Items from a data source

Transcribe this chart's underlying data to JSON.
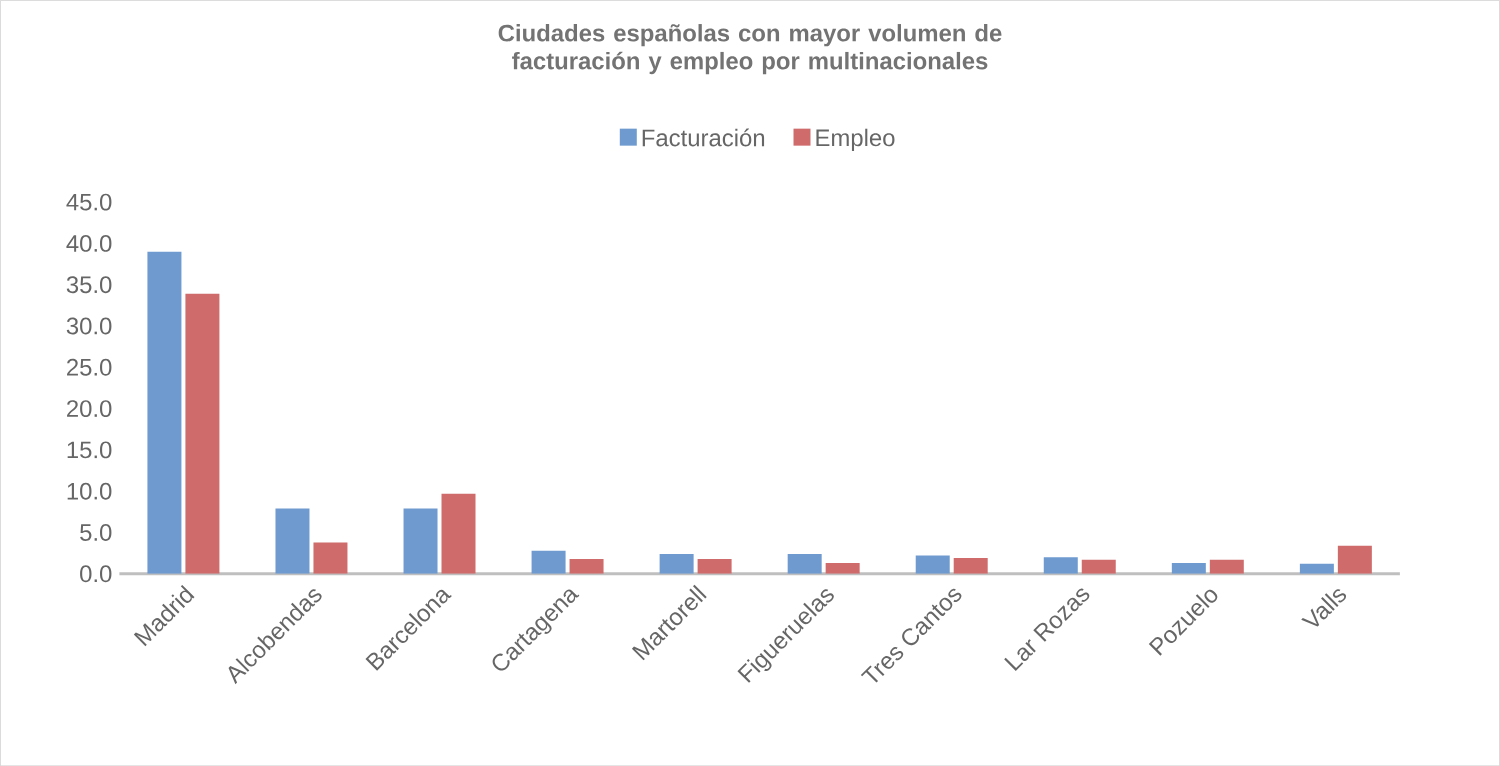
{
  "chart_data": {
    "type": "bar",
    "title": "Ciudades españolas con mayor volumen de facturación y empleo por multinacionales",
    "categories": [
      "Madrid",
      "Alcobendas",
      "Barcelona",
      "Cartagena",
      "Martorell",
      "Figueruelas",
      "Tres Cantos",
      "Lar Rozas",
      "Pozuelo",
      "Valls"
    ],
    "series": [
      {
        "name": "Facturación",
        "color": "#6e9ad0",
        "values": [
          39.0,
          7.9,
          7.9,
          2.8,
          2.4,
          2.4,
          2.2,
          2.0,
          1.3,
          1.2
        ]
      },
      {
        "name": "Empleo",
        "color": "#cf6b6b",
        "values": [
          33.9,
          3.8,
          9.7,
          1.8,
          1.8,
          1.3,
          1.9,
          1.7,
          1.7,
          3.4
        ]
      }
    ],
    "ylim": [
      0,
      45
    ],
    "yticks": [
      {
        "value": 0,
        "label": "0.0"
      },
      {
        "value": 5,
        "label": "5.0"
      },
      {
        "value": 10,
        "label": "10.0"
      },
      {
        "value": 15,
        "label": "15.0"
      },
      {
        "value": 20,
        "label": "20.0"
      },
      {
        "value": 25,
        "label": "25.0"
      },
      {
        "value": 30,
        "label": "30.0"
      },
      {
        "value": 35,
        "label": "35.0"
      },
      {
        "value": 40,
        "label": "40.0"
      },
      {
        "value": 45,
        "label": "45.0"
      }
    ],
    "legend": "top"
  }
}
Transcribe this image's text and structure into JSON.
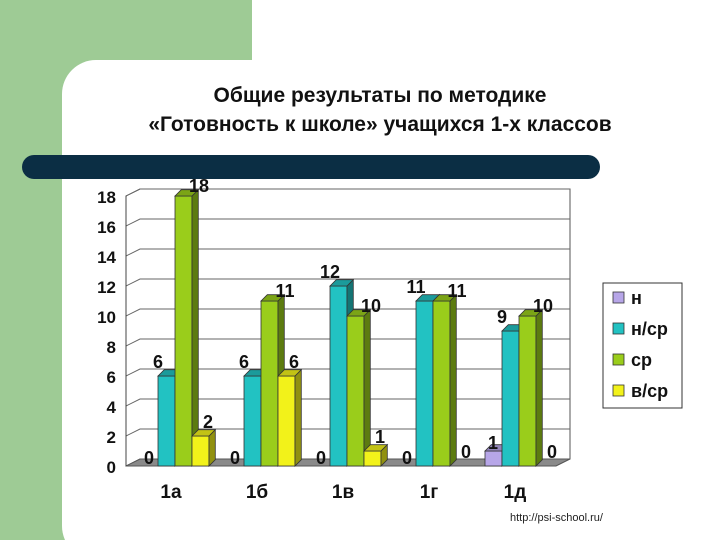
{
  "slide": {
    "title_line1": "Общие результаты по методике",
    "title_line2": "«Готовность к школе» учащихся 1-х классов",
    "source": "http://psi-school.ru/",
    "colors": {
      "side_panel": "#9ecb95",
      "bar_band": "#0b2e44",
      "background": "#ffffff"
    }
  },
  "chart_data": {
    "type": "bar",
    "title": "",
    "xlabel": "",
    "ylabel": "",
    "ylim": [
      0,
      18
    ],
    "yticks": [
      "0",
      "2",
      "4",
      "6",
      "8",
      "10",
      "12",
      "14",
      "16",
      "18"
    ],
    "grid": true,
    "legend_position": "right",
    "categories": [
      "1а",
      "1б",
      "1в",
      "1г",
      "1д"
    ],
    "series": [
      {
        "name": "н",
        "color": "#b7a6e8",
        "values": [
          0,
          0,
          0,
          0,
          1
        ],
        "labels": [
          "0",
          "0",
          "0",
          "0",
          "1"
        ]
      },
      {
        "name": "н/ср",
        "color": "#22c2c2",
        "values": [
          6,
          6,
          12,
          11,
          9
        ],
        "labels": [
          "6",
          "6",
          "12",
          "11",
          "9"
        ]
      },
      {
        "name": "ср",
        "color": "#9acd1b",
        "values": [
          18,
          11,
          10,
          11,
          10
        ],
        "labels": [
          "18",
          "11",
          "10",
          "11",
          "10"
        ]
      },
      {
        "name": "в/ср",
        "color": "#f2f21a",
        "values": [
          2,
          6,
          1,
          0,
          0
        ],
        "labels": [
          "2",
          "6",
          "1",
          "0",
          "0"
        ]
      }
    ]
  }
}
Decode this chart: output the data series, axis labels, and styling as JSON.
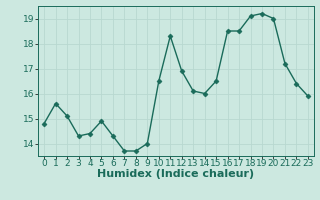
{
  "x": [
    0,
    1,
    2,
    3,
    4,
    5,
    6,
    7,
    8,
    9,
    10,
    11,
    12,
    13,
    14,
    15,
    16,
    17,
    18,
    19,
    20,
    21,
    22,
    23
  ],
  "y": [
    14.8,
    15.6,
    15.1,
    14.3,
    14.4,
    14.9,
    14.3,
    13.7,
    13.7,
    14.0,
    16.5,
    18.3,
    16.9,
    16.1,
    16.0,
    16.5,
    18.5,
    18.5,
    19.1,
    19.2,
    19.0,
    17.2,
    16.4,
    15.9
  ],
  "bg_color": "#cce8e0",
  "line_color": "#1a6b5a",
  "marker_color": "#1a6b5a",
  "grid_color": "#b8d8d0",
  "xlabel": "Humidex (Indice chaleur)",
  "ylabel": "",
  "xlim": [
    -0.5,
    23.5
  ],
  "ylim": [
    13.5,
    19.5
  ],
  "yticks": [
    14,
    15,
    16,
    17,
    18,
    19
  ],
  "xticks": [
    0,
    1,
    2,
    3,
    4,
    5,
    6,
    7,
    8,
    9,
    10,
    11,
    12,
    13,
    14,
    15,
    16,
    17,
    18,
    19,
    20,
    21,
    22,
    23
  ],
  "tick_fontsize": 6.5,
  "label_fontsize": 8,
  "line_width": 1.0,
  "marker_size": 2.5
}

SET TASK
Give back only a number, the number of lines where the string "Transcribe" occurs.

RESULT FOR THIS TASK
2